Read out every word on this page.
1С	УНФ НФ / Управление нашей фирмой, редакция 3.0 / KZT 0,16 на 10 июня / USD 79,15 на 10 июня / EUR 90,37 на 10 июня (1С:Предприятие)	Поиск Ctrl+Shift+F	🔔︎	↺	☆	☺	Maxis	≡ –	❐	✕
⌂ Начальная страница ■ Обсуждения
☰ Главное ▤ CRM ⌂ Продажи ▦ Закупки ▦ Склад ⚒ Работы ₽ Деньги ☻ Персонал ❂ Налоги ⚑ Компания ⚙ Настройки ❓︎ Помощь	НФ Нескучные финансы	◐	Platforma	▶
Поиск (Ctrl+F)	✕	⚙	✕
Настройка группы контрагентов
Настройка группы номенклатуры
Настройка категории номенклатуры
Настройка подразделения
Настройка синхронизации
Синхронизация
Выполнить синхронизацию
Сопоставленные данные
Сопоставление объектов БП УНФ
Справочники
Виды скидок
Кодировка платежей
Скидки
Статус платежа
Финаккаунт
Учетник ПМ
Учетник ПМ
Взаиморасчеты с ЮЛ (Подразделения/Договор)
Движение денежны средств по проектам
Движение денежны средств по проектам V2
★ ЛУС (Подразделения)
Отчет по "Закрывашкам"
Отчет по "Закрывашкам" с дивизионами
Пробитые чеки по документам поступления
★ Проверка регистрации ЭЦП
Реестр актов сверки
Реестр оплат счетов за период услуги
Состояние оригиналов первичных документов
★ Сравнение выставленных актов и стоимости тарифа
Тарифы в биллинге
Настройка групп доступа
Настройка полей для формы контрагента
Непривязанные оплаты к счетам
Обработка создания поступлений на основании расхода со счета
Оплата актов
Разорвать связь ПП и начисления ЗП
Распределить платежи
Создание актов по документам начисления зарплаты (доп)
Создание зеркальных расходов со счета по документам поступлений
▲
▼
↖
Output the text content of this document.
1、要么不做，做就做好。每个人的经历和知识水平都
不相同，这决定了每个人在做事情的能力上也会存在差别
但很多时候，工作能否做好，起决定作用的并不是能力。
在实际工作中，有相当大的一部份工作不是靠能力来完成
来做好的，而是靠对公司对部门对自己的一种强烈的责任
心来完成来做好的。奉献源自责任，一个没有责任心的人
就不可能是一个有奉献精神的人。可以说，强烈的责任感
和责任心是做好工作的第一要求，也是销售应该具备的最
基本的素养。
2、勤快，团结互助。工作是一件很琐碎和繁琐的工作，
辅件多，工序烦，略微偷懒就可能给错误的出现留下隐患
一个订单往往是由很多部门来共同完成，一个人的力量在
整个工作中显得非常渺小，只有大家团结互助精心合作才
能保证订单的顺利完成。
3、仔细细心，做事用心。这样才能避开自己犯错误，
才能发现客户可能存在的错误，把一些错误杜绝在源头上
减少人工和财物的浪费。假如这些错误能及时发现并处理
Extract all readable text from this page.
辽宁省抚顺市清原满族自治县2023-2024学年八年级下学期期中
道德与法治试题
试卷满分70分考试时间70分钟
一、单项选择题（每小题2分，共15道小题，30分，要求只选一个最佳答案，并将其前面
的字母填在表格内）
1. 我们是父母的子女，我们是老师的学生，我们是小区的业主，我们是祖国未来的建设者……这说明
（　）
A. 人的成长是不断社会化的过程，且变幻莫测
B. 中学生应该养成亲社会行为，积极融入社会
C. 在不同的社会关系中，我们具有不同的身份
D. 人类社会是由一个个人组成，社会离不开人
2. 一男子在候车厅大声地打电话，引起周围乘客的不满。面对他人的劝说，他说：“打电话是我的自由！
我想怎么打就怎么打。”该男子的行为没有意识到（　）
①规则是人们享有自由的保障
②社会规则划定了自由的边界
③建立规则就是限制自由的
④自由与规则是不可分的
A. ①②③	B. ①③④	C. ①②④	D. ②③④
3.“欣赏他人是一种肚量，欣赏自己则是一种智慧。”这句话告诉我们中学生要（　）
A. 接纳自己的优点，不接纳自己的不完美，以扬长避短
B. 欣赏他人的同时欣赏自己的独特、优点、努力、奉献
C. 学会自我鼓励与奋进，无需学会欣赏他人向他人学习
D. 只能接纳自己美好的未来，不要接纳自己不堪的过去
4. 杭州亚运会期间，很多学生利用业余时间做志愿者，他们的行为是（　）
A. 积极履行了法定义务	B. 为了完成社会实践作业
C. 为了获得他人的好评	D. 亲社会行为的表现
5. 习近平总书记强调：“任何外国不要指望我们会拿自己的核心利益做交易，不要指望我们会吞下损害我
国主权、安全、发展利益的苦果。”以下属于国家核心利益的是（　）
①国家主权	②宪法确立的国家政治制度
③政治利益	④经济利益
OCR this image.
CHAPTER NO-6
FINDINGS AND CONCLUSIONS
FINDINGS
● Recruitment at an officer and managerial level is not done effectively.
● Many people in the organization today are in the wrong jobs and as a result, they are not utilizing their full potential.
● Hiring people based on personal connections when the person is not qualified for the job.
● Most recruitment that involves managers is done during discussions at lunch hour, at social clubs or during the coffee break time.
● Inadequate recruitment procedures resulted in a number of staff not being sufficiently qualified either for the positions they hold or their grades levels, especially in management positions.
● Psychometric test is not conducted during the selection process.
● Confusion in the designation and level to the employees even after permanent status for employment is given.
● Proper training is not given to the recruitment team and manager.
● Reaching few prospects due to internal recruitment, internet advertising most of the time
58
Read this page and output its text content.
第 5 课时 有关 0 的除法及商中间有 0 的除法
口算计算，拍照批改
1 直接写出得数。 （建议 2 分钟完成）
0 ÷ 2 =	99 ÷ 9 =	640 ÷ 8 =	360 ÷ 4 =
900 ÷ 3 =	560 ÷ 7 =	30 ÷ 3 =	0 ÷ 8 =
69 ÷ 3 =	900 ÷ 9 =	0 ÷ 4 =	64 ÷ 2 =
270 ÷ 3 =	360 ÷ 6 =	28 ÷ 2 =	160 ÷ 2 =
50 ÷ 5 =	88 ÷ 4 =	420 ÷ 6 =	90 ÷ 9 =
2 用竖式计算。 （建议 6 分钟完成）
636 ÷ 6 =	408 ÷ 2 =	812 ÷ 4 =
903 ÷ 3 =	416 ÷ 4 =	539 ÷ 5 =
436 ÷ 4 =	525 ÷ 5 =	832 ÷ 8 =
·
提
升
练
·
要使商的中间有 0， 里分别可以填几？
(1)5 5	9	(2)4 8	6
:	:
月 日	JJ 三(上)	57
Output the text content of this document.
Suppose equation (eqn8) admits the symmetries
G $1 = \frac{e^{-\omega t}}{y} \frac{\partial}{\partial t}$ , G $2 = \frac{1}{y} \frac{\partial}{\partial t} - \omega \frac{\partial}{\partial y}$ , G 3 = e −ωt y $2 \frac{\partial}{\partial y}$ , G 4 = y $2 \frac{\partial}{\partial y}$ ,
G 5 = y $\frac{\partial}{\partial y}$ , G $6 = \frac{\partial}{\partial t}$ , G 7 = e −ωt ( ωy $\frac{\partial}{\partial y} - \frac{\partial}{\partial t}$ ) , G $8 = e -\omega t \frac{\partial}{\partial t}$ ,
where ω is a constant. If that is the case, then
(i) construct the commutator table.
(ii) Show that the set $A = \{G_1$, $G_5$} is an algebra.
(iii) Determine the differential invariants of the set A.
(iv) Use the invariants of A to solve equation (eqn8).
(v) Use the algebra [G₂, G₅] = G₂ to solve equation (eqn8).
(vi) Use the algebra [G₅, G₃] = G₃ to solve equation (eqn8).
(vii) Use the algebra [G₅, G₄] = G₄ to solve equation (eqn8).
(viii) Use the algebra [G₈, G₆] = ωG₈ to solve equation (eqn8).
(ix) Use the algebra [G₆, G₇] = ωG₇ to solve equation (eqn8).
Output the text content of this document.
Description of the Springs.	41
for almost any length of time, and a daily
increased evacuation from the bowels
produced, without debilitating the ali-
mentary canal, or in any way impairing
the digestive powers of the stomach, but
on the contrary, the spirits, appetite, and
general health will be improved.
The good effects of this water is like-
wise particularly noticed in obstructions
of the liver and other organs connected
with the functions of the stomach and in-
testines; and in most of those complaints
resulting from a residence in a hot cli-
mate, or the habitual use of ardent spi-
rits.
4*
----------
• REQUIRED WORK: Which lines contain "Создание"? Copy each of them.

• RESPONSE TO THE TASK:
Создание актов по документам начисления зарплаты (доп)
Создание зеркальных расходов со счета по документам поступлений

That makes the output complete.